-- start of Material to process --

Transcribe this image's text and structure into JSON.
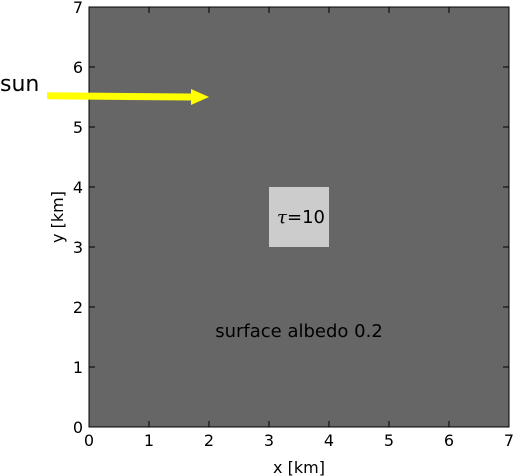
{
  "chart_data": {
    "type": "heatmap",
    "title": "",
    "xlabel": "x [km]",
    "ylabel": "y [km]",
    "xlim": [
      0,
      7
    ],
    "ylim": [
      0,
      7
    ],
    "xticks": [
      "0",
      "1",
      "2",
      "3",
      "4",
      "5",
      "6",
      "7"
    ],
    "yticks": [
      "0",
      "1",
      "2",
      "3",
      "4",
      "5",
      "6",
      "7"
    ],
    "grid": false,
    "background_color": "#666666",
    "cloud": {
      "x": [
        3,
        4
      ],
      "y": [
        3,
        4
      ],
      "color": "#cccccc",
      "label_symbol": "τ",
      "label_value": "=10"
    },
    "surface": {
      "label": "surface albedo 0.2",
      "x": 3.5,
      "y": 1.6
    },
    "sun": {
      "label": "sun",
      "color": "#ffff00",
      "arrow_from": [
        -0.7,
        5.52
      ],
      "arrow_to": [
        2.0,
        5.5
      ]
    }
  }
}
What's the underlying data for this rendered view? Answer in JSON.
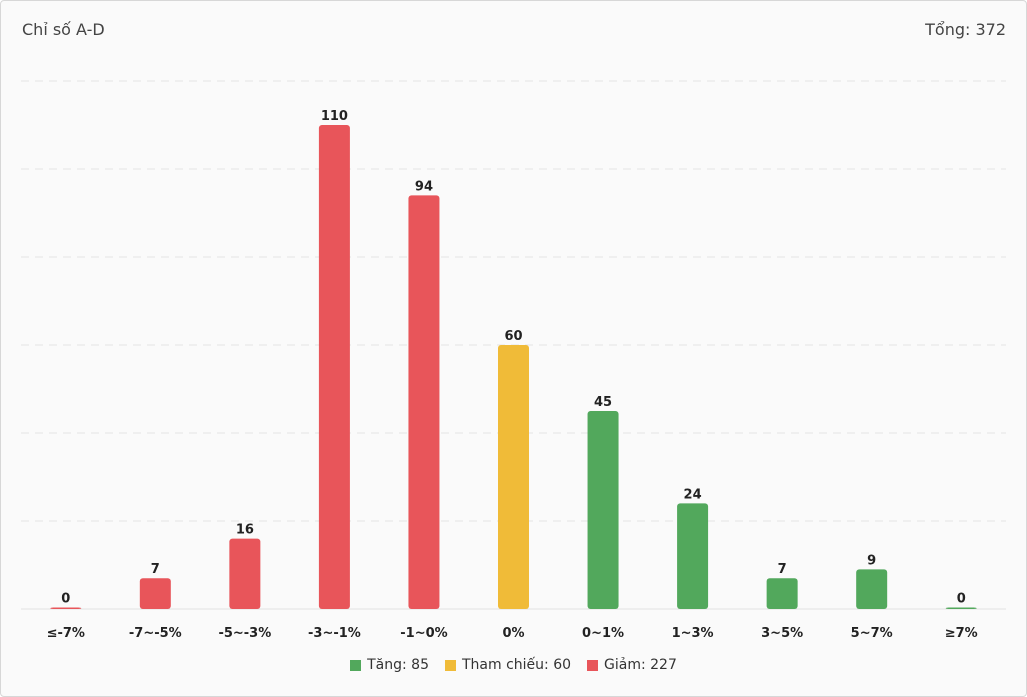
{
  "header": {
    "title": "Chỉ số A-D",
    "total_label": "Tổng: 372"
  },
  "colors": {
    "up": "#52a85c",
    "ref": "#f0bb38",
    "down": "#e8555a",
    "grid": "#e4e4e4"
  },
  "legend": [
    {
      "label": "Tăng: 85",
      "color_key": "up"
    },
    {
      "label": "Tham chiếu: 60",
      "color_key": "ref"
    },
    {
      "label": "Giảm: 227",
      "color_key": "down"
    }
  ],
  "chart_data": {
    "type": "bar",
    "categories": [
      "≤-7%",
      "-7~-5%",
      "-5~-3%",
      "-3~-1%",
      "-1~0%",
      "0%",
      "0~1%",
      "1~3%",
      "3~5%",
      "5~7%",
      "≥7%"
    ],
    "values": [
      0,
      7,
      16,
      110,
      94,
      60,
      45,
      24,
      7,
      9,
      0
    ],
    "color_keys": [
      "down",
      "down",
      "down",
      "down",
      "down",
      "ref",
      "up",
      "up",
      "up",
      "up",
      "up"
    ],
    "ylim": [
      0,
      120
    ],
    "grid": true,
    "legend_position": "bottom-center"
  }
}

-- end of Material to process --

Goal:
Every record above should come back exactly, but without its pictures.

Result of this exercise:
Transcribe this image's text and structure into JSON.
{
  "chart_data": {
    "type": "heatmap",
    "title": "",
    "xlabel": "x [km]",
    "ylabel": "y [km]",
    "xlim": [
      0,
      7
    ],
    "ylim": [
      0,
      7
    ],
    "xticks": [
      "0",
      "1",
      "2",
      "3",
      "4",
      "5",
      "6",
      "7"
    ],
    "yticks": [
      "0",
      "1",
      "2",
      "3",
      "4",
      "5",
      "6",
      "7"
    ],
    "grid": false,
    "background_color": "#666666",
    "cloud": {
      "x": [
        3,
        4
      ],
      "y": [
        3,
        4
      ],
      "color": "#cccccc",
      "label_symbol": "τ",
      "label_value": "=10"
    },
    "surface": {
      "label": "surface albedo 0.2",
      "x": 3.5,
      "y": 1.6
    },
    "sun": {
      "label": "sun",
      "color": "#ffff00",
      "arrow_from": [
        -0.7,
        5.52
      ],
      "arrow_to": [
        2.0,
        5.5
      ]
    }
  }
}
What's the underlying data for this rendered view? Answer in JSON.
{
  "header": {
    "title": "Chỉ số A-D",
    "total_label": "Tổng: 372"
  },
  "colors": {
    "up": "#52a85c",
    "ref": "#f0bb38",
    "down": "#e8555a",
    "grid": "#e4e4e4"
  },
  "legend": [
    {
      "label": "Tăng: 85",
      "color_key": "up"
    },
    {
      "label": "Tham chiếu: 60",
      "color_key": "ref"
    },
    {
      "label": "Giảm: 227",
      "color_key": "down"
    }
  ],
  "chart_data": {
    "type": "bar",
    "categories": [
      "≤-7%",
      "-7~-5%",
      "-5~-3%",
      "-3~-1%",
      "-1~0%",
      "0%",
      "0~1%",
      "1~3%",
      "3~5%",
      "5~7%",
      "≥7%"
    ],
    "values": [
      0,
      7,
      16,
      110,
      94,
      60,
      45,
      24,
      7,
      9,
      0
    ],
    "color_keys": [
      "down",
      "down",
      "down",
      "down",
      "down",
      "ref",
      "up",
      "up",
      "up",
      "up",
      "up"
    ],
    "ylim": [
      0,
      120
    ],
    "grid": true,
    "legend_position": "bottom-center"
  }
}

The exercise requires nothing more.